→ TASK BRIEF
Set the listing down again exactly, please, apart from its pictures.

--- START OF INPUT ---

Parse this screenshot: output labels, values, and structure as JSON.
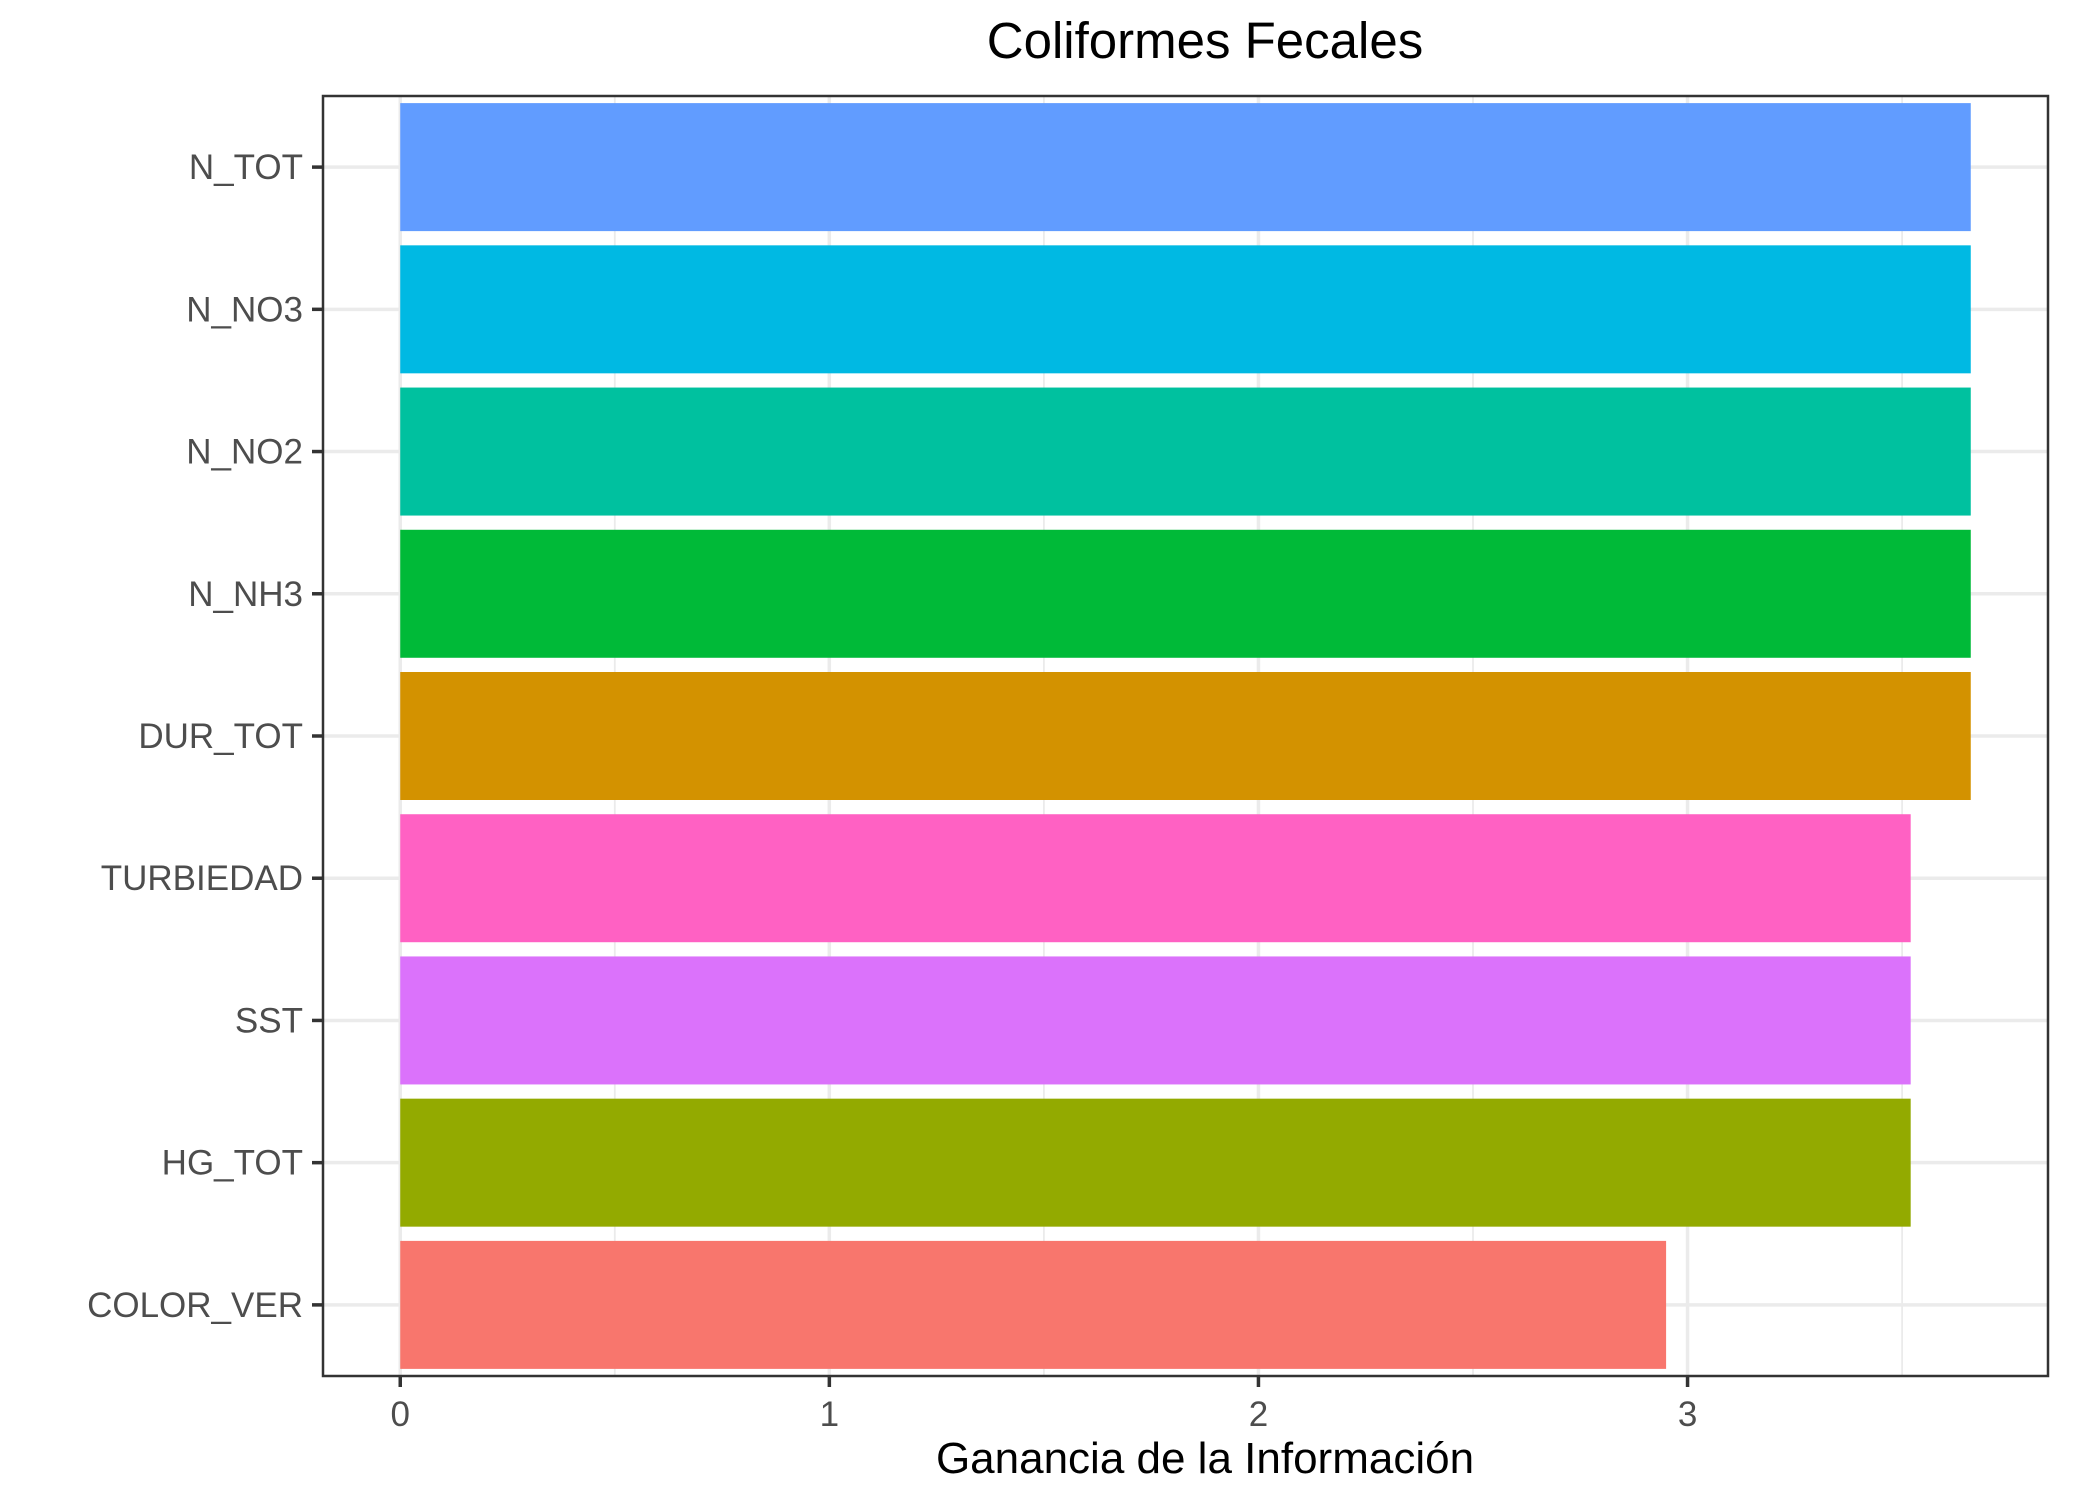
{
  "chart_data": {
    "type": "bar",
    "orientation": "horizontal",
    "title": "Coliformes Fecales",
    "xlabel": "Ganancia de la Información",
    "ylabel": "",
    "xlim": [
      -0.18,
      3.84
    ],
    "x_ticks": [
      0,
      1,
      2,
      3
    ],
    "grid": true,
    "legend": "none",
    "categories": [
      "N_TOT",
      "N_NO3",
      "N_NO2",
      "N_NH3",
      "DUR_TOT",
      "TURBIEDAD",
      "SST",
      "HG_TOT",
      "COLOR_VER"
    ],
    "values": [
      3.66,
      3.66,
      3.66,
      3.66,
      3.66,
      3.52,
      3.52,
      3.52,
      2.95
    ],
    "colors": [
      "#619CFF",
      "#00B9E3",
      "#00C19F",
      "#00BA38",
      "#D39200",
      "#FF61C3",
      "#DB72FB",
      "#93AA00",
      "#F8766D"
    ]
  }
}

--- END OF INPUT ---

→ RESPONSE BELOW
Parse this screenshot: output labels, values, and structure as JSON.
{
  "chart_data": {
    "type": "bar",
    "orientation": "horizontal",
    "title": "Coliformes Fecales",
    "xlabel": "Ganancia de la Información",
    "ylabel": "",
    "xlim": [
      -0.18,
      3.84
    ],
    "x_ticks": [
      0,
      1,
      2,
      3
    ],
    "grid": true,
    "legend": "none",
    "categories": [
      "N_TOT",
      "N_NO3",
      "N_NO2",
      "N_NH3",
      "DUR_TOT",
      "TURBIEDAD",
      "SST",
      "HG_TOT",
      "COLOR_VER"
    ],
    "values": [
      3.66,
      3.66,
      3.66,
      3.66,
      3.66,
      3.52,
      3.52,
      3.52,
      2.95
    ],
    "colors": [
      "#619CFF",
      "#00B9E3",
      "#00C19F",
      "#00BA38",
      "#D39200",
      "#FF61C3",
      "#DB72FB",
      "#93AA00",
      "#F8766D"
    ]
  }
}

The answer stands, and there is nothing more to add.